_TASK INSTRUCTIONS_. Each line that holds the word "screenshot" counts once. Give the total number of such lines and nothing else.

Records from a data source
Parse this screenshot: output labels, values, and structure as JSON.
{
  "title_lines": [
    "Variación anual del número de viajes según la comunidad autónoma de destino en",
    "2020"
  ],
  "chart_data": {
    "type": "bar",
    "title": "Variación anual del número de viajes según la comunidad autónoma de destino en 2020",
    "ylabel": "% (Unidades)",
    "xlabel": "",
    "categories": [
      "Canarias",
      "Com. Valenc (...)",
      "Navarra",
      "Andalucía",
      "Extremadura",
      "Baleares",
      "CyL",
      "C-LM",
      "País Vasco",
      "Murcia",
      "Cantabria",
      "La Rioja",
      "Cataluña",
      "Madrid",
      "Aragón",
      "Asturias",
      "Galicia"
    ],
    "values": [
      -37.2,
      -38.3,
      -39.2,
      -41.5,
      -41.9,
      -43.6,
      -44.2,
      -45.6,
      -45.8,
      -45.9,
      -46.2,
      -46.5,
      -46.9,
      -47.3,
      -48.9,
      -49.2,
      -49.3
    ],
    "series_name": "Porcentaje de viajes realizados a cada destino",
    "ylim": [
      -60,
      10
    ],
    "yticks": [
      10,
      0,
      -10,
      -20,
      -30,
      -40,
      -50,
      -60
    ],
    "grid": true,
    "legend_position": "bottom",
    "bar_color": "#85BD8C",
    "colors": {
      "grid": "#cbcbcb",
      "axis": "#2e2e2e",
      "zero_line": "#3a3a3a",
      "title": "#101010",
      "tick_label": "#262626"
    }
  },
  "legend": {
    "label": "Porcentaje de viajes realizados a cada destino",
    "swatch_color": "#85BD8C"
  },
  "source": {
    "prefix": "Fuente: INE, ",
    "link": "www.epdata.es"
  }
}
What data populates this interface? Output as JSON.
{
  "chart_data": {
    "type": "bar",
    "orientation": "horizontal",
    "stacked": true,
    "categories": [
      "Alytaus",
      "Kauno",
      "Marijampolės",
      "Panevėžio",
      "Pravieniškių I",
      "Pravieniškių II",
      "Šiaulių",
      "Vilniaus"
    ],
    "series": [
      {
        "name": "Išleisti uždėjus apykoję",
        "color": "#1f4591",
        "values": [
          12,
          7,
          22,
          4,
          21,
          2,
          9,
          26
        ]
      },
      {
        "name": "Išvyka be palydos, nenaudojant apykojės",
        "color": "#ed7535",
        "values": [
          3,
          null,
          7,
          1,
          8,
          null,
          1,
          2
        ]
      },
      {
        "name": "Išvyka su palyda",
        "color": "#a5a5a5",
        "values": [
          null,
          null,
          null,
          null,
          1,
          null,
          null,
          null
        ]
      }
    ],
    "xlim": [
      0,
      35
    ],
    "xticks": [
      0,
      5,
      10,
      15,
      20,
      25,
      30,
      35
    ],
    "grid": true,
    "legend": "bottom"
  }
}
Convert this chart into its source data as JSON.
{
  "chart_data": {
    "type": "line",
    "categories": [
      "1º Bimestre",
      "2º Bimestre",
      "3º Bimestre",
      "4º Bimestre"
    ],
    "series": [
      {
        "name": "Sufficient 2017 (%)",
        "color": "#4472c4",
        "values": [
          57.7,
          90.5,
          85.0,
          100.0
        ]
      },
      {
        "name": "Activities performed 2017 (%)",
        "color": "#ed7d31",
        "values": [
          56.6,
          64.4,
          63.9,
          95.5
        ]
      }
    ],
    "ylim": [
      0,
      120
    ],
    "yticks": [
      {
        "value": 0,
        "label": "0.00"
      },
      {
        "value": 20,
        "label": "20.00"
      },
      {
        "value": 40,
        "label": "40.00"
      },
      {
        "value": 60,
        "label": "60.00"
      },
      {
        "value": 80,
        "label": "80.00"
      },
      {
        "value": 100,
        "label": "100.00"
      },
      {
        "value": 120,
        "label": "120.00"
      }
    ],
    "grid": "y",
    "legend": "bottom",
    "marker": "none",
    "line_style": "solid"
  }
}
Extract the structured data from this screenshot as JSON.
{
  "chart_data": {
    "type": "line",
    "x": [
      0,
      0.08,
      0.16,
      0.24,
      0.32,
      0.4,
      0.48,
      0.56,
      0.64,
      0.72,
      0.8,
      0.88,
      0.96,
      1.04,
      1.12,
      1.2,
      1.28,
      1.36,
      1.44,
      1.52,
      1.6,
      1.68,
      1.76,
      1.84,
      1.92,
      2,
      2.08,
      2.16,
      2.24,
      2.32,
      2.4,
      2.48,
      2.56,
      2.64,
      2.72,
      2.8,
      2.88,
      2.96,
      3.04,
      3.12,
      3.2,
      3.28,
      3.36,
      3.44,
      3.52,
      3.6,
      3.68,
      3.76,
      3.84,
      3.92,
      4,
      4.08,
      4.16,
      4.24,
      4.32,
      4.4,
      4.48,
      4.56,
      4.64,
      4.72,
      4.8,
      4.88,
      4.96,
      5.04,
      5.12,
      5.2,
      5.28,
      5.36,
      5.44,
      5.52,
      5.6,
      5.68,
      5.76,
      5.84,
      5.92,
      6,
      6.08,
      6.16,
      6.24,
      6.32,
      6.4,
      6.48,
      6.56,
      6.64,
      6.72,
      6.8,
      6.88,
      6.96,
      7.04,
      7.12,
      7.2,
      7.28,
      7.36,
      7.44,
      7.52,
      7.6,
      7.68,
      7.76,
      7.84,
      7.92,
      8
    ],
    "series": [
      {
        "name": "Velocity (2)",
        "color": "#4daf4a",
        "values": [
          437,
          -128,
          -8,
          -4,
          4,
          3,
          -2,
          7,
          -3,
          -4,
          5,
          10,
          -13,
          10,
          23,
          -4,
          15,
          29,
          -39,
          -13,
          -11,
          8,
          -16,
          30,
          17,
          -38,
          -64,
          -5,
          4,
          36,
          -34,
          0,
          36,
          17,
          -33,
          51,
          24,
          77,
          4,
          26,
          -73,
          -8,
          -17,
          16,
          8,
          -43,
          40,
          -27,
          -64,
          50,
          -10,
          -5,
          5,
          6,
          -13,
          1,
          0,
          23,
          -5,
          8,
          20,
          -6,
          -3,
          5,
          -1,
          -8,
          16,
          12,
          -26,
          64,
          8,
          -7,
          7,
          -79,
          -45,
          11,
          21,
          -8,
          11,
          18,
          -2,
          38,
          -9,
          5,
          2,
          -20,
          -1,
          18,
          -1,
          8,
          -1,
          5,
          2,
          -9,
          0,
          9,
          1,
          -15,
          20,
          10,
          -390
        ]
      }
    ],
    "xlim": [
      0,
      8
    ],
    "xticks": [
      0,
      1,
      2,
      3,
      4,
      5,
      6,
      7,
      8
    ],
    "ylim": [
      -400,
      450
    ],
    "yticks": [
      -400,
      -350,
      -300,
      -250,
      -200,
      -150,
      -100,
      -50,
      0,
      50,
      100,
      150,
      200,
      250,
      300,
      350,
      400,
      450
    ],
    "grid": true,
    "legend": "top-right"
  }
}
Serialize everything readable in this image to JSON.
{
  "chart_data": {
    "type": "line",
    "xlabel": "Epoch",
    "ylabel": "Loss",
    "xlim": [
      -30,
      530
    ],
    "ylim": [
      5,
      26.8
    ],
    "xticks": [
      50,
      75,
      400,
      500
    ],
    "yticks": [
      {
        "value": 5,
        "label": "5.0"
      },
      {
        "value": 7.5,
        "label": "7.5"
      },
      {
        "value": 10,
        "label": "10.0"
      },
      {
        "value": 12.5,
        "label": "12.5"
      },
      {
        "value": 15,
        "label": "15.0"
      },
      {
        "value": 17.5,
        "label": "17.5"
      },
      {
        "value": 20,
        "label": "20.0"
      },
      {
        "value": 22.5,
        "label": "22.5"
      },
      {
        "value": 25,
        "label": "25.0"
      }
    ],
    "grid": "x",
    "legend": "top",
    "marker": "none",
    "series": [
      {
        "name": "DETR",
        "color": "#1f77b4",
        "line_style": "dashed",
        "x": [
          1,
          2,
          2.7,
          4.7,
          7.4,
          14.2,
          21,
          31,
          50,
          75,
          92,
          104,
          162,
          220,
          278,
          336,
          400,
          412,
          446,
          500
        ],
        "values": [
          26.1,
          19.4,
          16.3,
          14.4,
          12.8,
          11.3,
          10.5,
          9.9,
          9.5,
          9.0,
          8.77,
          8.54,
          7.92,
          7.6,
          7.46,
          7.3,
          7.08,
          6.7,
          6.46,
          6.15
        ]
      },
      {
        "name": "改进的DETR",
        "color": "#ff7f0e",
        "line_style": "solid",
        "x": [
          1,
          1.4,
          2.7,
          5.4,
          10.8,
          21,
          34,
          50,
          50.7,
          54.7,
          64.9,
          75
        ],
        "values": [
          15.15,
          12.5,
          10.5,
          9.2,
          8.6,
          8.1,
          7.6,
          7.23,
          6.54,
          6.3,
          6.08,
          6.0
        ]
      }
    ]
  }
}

_TASK SOLUTION_. 2